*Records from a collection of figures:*

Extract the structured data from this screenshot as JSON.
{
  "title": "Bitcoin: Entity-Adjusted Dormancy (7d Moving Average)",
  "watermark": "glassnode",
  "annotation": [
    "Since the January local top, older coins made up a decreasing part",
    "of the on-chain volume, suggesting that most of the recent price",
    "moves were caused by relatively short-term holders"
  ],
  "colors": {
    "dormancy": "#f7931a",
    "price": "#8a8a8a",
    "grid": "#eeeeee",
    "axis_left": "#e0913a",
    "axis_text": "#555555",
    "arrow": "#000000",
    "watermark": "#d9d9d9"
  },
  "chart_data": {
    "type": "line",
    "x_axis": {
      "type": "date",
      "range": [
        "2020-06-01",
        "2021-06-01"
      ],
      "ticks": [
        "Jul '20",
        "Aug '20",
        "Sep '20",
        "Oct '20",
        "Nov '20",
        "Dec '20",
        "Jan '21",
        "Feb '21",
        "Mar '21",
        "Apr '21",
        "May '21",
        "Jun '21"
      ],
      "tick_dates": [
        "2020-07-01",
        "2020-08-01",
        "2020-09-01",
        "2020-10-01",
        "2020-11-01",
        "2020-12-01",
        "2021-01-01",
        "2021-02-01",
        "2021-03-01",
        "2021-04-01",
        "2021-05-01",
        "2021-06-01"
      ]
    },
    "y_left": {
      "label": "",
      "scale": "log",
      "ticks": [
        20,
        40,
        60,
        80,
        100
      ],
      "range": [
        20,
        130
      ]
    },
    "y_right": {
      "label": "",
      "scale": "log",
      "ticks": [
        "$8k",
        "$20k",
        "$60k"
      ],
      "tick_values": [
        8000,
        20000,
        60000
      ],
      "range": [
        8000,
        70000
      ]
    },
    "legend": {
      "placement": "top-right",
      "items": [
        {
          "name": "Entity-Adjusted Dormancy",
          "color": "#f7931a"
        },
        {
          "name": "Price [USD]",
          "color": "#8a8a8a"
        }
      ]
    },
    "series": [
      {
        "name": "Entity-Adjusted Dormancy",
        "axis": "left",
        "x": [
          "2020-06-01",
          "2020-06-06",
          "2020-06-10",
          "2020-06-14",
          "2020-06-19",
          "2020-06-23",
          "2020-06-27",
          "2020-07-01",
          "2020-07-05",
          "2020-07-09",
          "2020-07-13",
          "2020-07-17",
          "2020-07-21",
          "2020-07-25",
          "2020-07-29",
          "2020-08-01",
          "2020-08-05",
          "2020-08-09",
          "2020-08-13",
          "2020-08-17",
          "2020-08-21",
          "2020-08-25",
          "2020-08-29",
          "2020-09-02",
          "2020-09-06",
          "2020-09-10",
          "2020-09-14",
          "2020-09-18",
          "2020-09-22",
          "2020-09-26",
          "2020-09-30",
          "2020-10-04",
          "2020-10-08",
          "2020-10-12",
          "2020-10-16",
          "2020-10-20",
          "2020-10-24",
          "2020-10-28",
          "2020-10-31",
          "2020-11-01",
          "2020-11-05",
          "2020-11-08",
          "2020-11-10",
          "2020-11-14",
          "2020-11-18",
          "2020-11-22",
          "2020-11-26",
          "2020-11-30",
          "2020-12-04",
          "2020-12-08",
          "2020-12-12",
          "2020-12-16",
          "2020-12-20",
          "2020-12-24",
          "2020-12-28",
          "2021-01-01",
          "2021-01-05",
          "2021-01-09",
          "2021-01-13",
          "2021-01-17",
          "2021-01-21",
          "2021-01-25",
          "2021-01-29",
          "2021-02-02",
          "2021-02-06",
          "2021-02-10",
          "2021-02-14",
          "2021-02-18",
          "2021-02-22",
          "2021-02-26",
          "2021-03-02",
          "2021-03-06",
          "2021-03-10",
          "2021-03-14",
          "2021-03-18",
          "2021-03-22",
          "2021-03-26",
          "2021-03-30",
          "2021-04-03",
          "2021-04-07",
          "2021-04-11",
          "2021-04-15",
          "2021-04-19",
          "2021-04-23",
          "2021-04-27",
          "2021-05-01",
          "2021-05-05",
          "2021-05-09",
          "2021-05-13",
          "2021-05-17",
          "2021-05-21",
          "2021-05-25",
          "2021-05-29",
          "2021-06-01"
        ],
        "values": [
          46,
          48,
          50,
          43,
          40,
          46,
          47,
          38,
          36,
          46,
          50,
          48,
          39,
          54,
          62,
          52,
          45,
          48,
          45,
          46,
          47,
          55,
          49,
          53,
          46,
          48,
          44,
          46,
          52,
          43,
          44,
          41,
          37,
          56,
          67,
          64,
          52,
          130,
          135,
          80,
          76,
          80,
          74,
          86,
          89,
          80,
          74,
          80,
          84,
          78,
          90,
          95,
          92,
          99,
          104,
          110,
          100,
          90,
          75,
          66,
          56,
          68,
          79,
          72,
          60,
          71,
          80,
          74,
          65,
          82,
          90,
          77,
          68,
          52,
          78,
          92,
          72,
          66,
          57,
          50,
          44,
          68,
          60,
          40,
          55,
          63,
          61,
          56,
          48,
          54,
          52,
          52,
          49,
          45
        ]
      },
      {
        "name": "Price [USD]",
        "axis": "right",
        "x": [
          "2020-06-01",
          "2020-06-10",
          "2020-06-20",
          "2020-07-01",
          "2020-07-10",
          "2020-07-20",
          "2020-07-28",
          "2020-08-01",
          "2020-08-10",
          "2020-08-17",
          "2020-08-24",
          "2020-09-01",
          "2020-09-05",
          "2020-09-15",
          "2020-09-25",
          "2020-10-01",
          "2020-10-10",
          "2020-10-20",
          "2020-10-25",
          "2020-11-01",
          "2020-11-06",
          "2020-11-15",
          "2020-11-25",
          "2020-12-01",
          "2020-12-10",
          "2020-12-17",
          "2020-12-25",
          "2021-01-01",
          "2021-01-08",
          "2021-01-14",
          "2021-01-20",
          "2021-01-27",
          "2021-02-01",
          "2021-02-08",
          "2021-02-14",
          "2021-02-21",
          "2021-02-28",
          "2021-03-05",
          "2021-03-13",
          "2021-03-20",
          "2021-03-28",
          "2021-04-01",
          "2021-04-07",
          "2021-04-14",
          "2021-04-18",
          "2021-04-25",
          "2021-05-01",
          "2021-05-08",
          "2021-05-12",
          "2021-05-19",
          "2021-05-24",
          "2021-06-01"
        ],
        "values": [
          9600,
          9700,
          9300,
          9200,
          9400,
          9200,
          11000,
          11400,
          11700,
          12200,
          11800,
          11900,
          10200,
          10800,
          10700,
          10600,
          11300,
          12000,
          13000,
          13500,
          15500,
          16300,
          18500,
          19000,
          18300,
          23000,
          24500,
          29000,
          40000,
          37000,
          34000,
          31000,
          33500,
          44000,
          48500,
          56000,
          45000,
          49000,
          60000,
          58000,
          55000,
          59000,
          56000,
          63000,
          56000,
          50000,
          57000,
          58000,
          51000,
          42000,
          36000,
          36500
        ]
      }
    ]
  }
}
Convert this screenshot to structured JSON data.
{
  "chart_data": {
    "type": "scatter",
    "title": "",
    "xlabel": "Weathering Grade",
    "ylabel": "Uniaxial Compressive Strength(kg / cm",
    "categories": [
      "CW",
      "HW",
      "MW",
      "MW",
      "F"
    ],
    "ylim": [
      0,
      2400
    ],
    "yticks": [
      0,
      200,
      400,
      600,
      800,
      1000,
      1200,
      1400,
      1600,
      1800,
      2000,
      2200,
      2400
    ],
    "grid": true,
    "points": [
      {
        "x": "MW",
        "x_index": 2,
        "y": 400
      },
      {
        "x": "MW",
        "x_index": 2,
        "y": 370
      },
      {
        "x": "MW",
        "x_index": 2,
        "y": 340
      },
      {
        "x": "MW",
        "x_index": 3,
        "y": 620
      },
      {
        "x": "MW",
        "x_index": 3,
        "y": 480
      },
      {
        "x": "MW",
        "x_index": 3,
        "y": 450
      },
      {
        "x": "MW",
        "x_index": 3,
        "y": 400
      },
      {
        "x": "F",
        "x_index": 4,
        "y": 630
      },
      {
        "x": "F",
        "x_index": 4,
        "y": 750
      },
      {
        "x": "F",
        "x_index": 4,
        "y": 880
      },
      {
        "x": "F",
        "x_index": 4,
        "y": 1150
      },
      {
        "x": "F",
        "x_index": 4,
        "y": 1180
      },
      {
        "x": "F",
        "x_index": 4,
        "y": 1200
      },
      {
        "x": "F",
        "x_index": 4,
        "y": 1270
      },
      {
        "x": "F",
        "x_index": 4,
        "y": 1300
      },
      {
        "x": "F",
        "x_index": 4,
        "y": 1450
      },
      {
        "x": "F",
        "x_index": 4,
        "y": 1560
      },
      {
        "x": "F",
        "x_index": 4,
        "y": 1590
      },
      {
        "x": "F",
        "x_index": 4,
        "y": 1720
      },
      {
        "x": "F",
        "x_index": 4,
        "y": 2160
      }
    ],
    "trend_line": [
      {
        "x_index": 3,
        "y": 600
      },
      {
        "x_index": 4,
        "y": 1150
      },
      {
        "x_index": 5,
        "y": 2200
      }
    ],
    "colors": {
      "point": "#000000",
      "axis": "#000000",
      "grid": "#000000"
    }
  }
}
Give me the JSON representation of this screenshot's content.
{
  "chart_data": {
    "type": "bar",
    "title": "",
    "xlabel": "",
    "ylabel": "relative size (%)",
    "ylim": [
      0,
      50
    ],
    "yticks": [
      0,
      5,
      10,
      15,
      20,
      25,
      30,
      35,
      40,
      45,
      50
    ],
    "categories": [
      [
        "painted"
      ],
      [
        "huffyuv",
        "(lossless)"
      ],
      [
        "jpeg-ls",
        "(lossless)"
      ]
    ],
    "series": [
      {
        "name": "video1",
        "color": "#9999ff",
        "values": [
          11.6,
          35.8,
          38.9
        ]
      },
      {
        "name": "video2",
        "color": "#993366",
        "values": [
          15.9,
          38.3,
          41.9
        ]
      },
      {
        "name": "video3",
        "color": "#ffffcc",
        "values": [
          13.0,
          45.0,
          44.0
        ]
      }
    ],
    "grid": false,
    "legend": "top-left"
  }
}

*Exercise objective:* Give only the number of lines in the data that hold the word "this".

*Response:* 3